What you are asked to do:
Arrange every line of the records below as a numbered list. Skip blank lines and leave out the pictures.

Data rows:
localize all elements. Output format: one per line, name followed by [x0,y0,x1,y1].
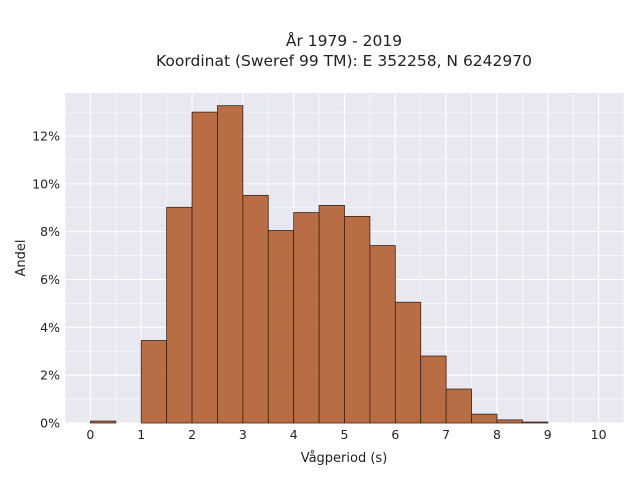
histogram-bar [191,111,218,424]
histogram-bar [496,419,523,424]
histogram-bar [394,301,422,424]
histogram-bar [267,230,295,424]
histogram-bar [166,206,193,424]
x-tick-label: 8 [493,427,501,442]
y-tick-label: 2% [40,368,60,383]
x-tick-label: 7 [442,427,450,442]
chart-subtitle: Koordinat (Sweref 99 TM): E 352258, N 62… [156,52,532,70]
x-tick-label: 6 [391,427,399,442]
y-tick-label: 12% [32,129,60,144]
histogram-bar [369,245,396,424]
x-tick-label: 1 [137,427,145,442]
histogram-bar [293,212,320,424]
histogram-bar [445,388,472,424]
histogram-bars [90,105,549,424]
x-axis-ticks: 0 1 2 3 4 5 6 7 8 9 10 [86,427,606,442]
histogram-bar [420,355,447,424]
histogram-bar [140,340,168,424]
x-tick-label: 10 [591,427,607,442]
x-tick-label: 3 [239,427,247,442]
x-tick-label: 2 [188,427,196,442]
histogram-bar [318,204,345,424]
y-axis-ticks: 0% 2% 4% 6% 8% 10% 12% [32,129,60,431]
x-tick-label: 0 [86,427,94,442]
histogram-bar [90,420,117,424]
histogram-bar [217,105,244,424]
y-tick-label: 8% [40,224,60,239]
y-tick-label: 4% [40,320,60,335]
histogram-bar [344,215,371,424]
histogram-bar [242,194,269,424]
x-axis-label: Vågperiod (s) [301,451,388,466]
x-tick-label: 9 [544,427,552,442]
chart-title: År 1979 - 2019 [286,31,402,50]
x-tick-label: 5 [341,427,349,442]
y-tick-label: 0% [40,416,60,431]
x-tick-label: 4 [290,427,298,442]
y-axis-label: Andel [14,240,29,277]
histogram-bar [521,421,549,424]
y-tick-label: 10% [32,176,60,191]
histogram-bar [471,413,498,424]
y-tick-label: 6% [40,272,60,287]
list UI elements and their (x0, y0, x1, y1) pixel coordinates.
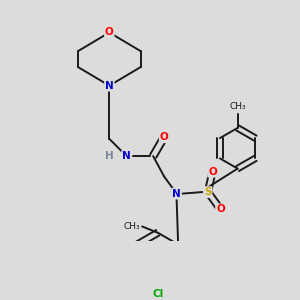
Text: N: N (122, 151, 131, 161)
Text: O: O (216, 204, 225, 214)
Text: O: O (208, 167, 217, 177)
Text: N: N (105, 81, 114, 91)
Text: S: S (204, 187, 212, 197)
Text: O: O (105, 28, 114, 38)
Text: N: N (172, 189, 181, 199)
Text: O: O (160, 132, 169, 142)
Text: Cl: Cl (152, 289, 164, 299)
Text: CH₃: CH₃ (229, 102, 246, 111)
Text: CH₃: CH₃ (123, 222, 140, 231)
Text: H: H (105, 151, 114, 161)
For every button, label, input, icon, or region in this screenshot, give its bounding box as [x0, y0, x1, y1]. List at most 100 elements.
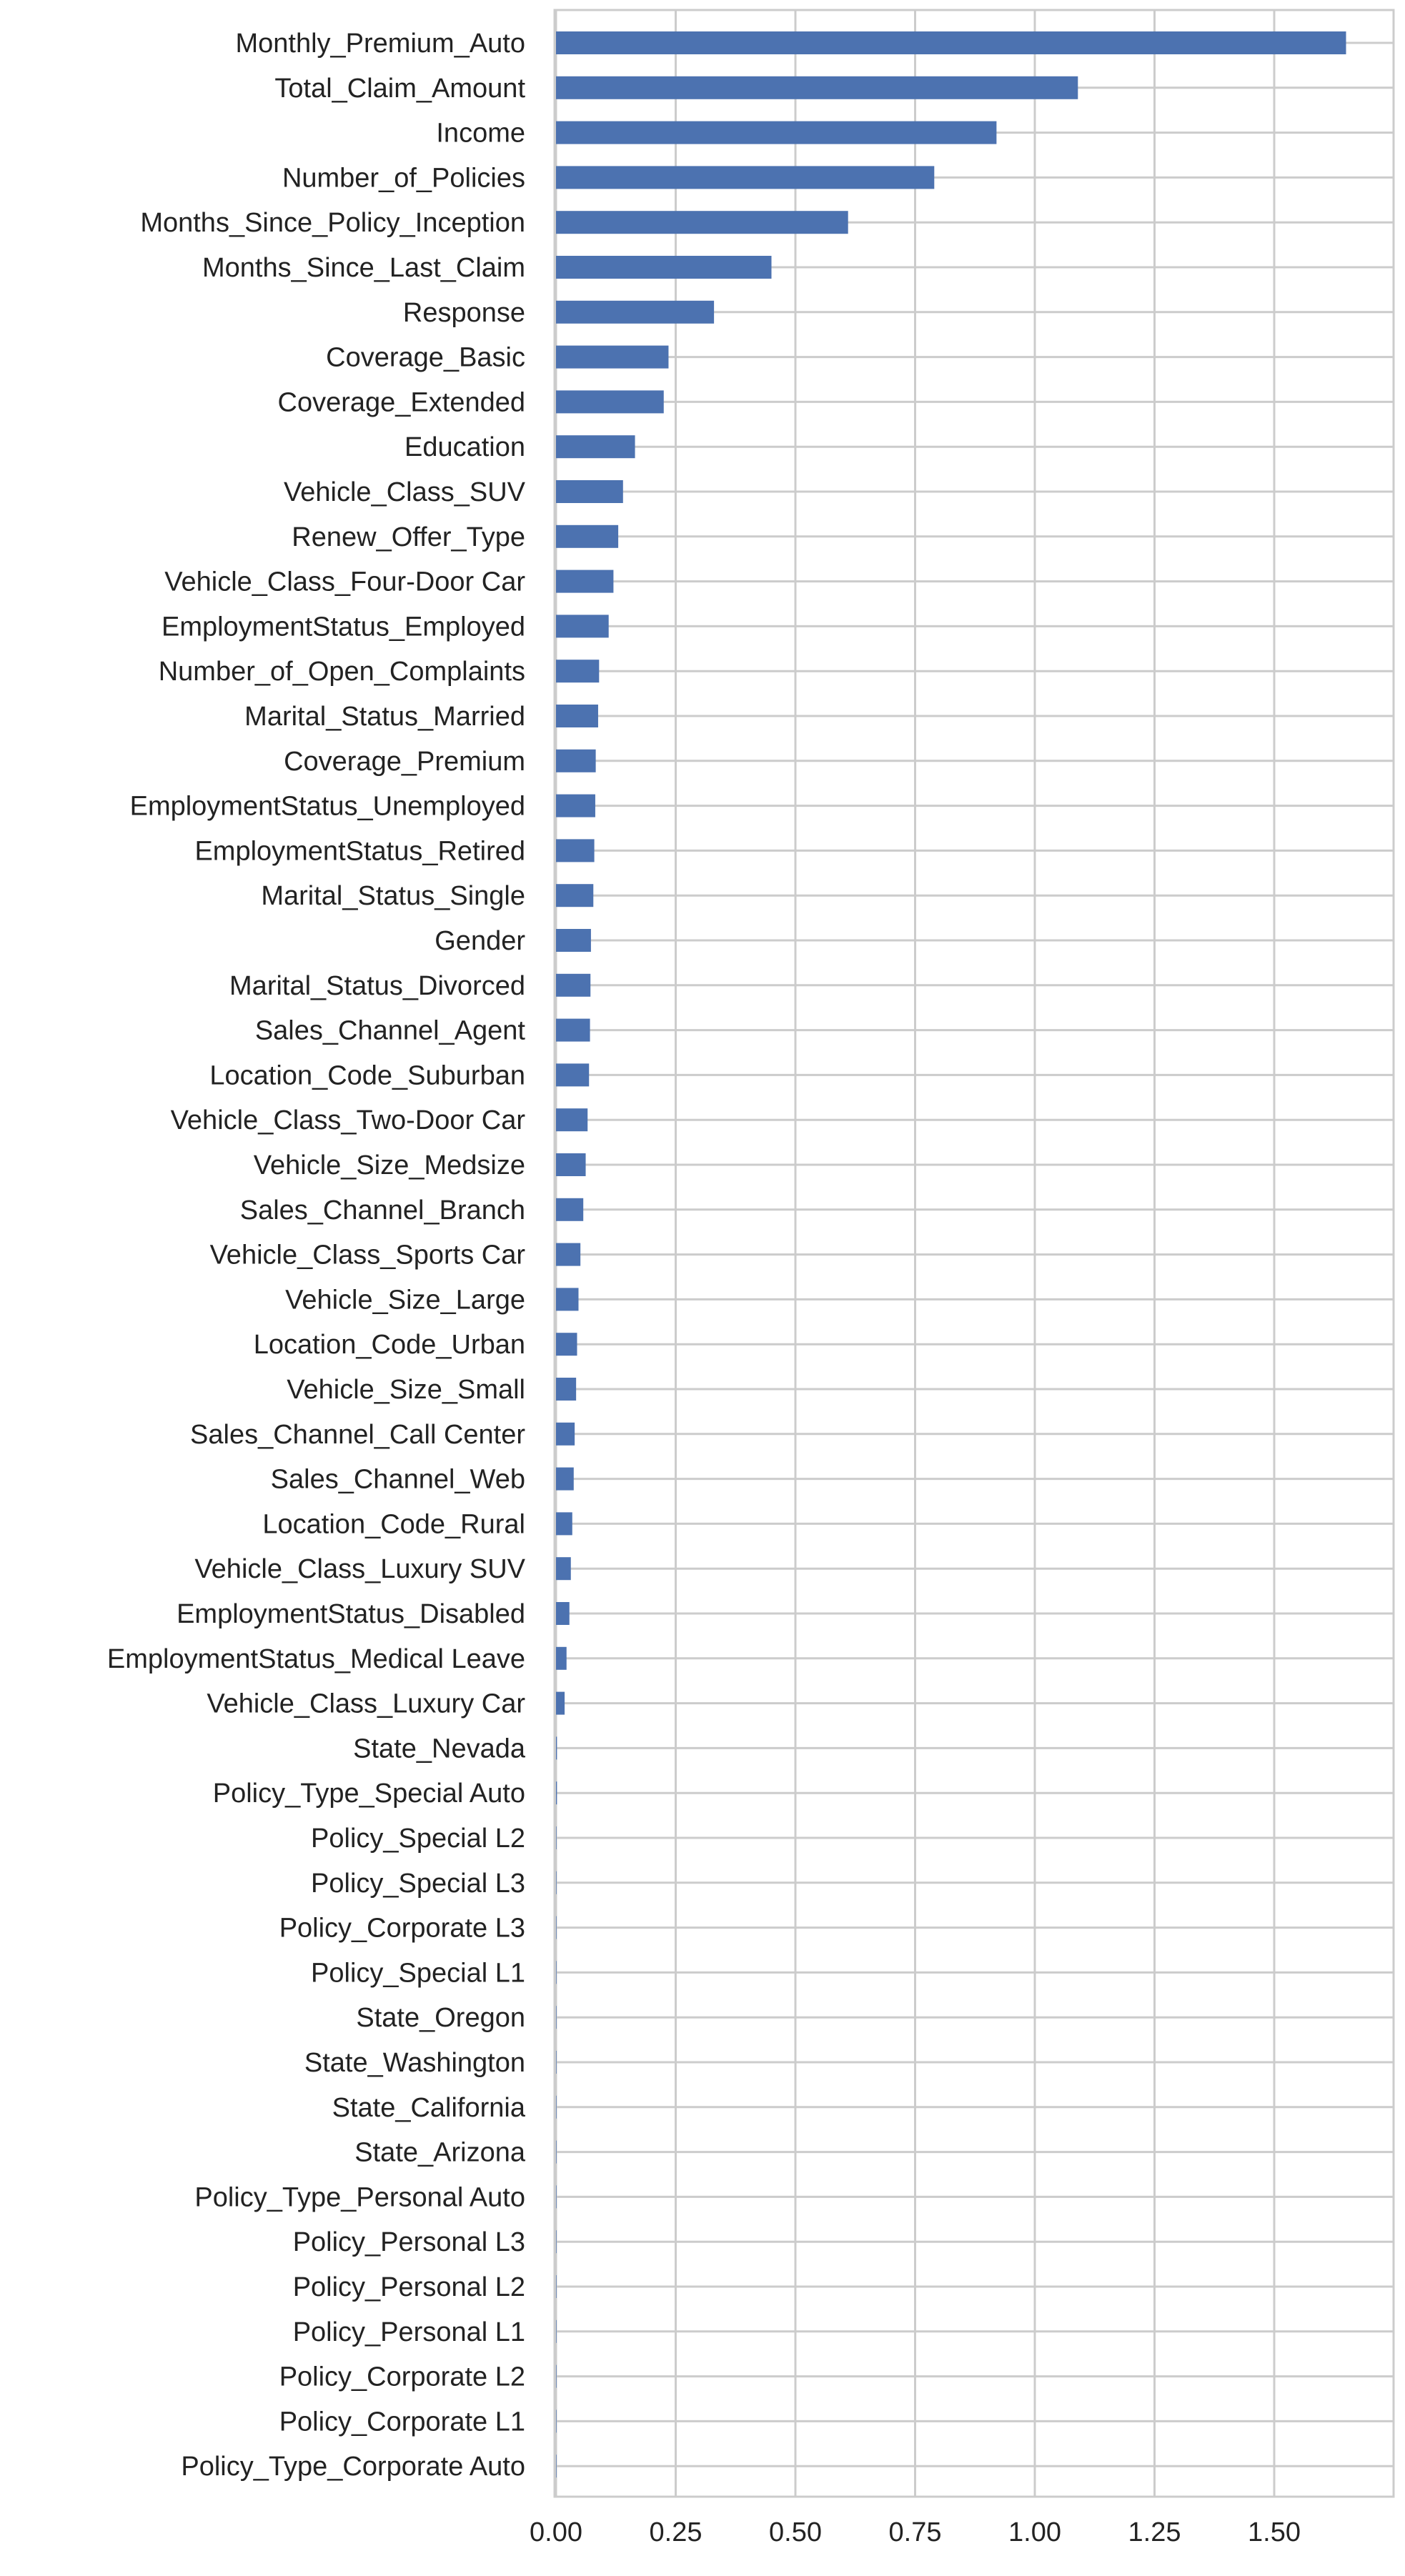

Worked solution:
1. localize all elements. Output format: one per line, name followed by [x0,y0,x1,y1].
2. histogram-bar [191,111,218,424]
3. histogram-bar [496,419,523,424]
4. histogram-bar [394,301,422,424]
5. histogram-bar [267,230,295,424]
6. histogram-bar [166,206,193,424]
7. x-tick-label: 8 [493,427,501,442]
8. y-tick-label: 2% [40,368,60,383]
9. x-tick-label: 7 [442,427,450,442]
10. chart-subtitle: Koordinat (Sweref 99 TM): E 352258, N 62… [156,52,532,70]
11. x-tick-label: 6 [391,427,399,442]
12. y-tick-label: 12% [32,129,60,144]
13. histogram-bar [369,245,396,424]
14. x-tick-label: 1 [137,427,145,442]
15. histogram-bar [293,212,320,424]
16. histogram-bar [445,388,472,424]
17. histogram-bars [90,105,549,424]
18. x-axis-ticks: 0 1 2 3 4 5 6 7 8 9 10 [86,427,606,442]
19. histogram-bar [420,355,447,424]
20. histogram-bar [140,340,168,424]
21. x-tick-label: 10 [591,427,607,442]
22. x-tick-label: 3 [239,427,247,442]
23. x-tick-label: 2 [188,427,196,442]
24. histogram-bar [318,204,345,424]
25. y-axis-ticks: 0% 2% 4% 6% 8% 10% 12% [32,129,60,431]
26. x-tick-label: 0 [86,427,94,442]
27. histogram-bar [90,420,117,424]
28. histogram-bar [217,105,244,424]
29. y-tick-label: 8% [40,224,60,239]
30. y-tick-label: 4% [40,320,60,335]
31. histogram-bar [344,215,371,424]
32. histogram-bar [242,194,269,424]
33. x-axis-label: Vågperiod (s) [301,451,388,466]
34. x-tick-label: 9 [544,427,552,442]
35. chart-title: År 1979 - 2019 [286,31,402,50]
36. x-tick-label: 5 [341,427,349,442]
37. y-tick-label: 0% [40,416,60,431]
38. x-tick-label: 4 [290,427,298,442]
39. y-axis-label: Andel [14,240,29,277]
40. histogram-bar [521,421,549,424]
41. y-tick-label: 10% [32,176,60,191]
42. histogram-bar [471,413,498,424]
43. y-tick-label: 6% [40,272,60,287]
44. list UI elements and their (x0, y0, x1, y1) pixel coordinates.
45. Text: N: N (122, 151, 131, 161)
46. Text: O: O (216, 204, 225, 214)
47. Text: O: O (208, 167, 217, 177)
48. Text: N: N (105, 81, 114, 91)
49. Text: S: S (204, 187, 212, 197)
50. Text: O: O (105, 28, 114, 38)
51. Text: N: N (172, 189, 181, 199)
52. Text: O: O (160, 132, 169, 142)
53. Text: Cl: Cl (152, 289, 164, 299)
54. Text: CH₃: CH₃ (229, 102, 246, 111)
55. Text: CH₃: CH₃ (123, 222, 140, 231)
56. Text: H: H (105, 151, 114, 161)
57. For every button, label, input, icon, or region in this screenshot, give its bounding box as [x0, y0, x1, y1]. List at most 100 elements.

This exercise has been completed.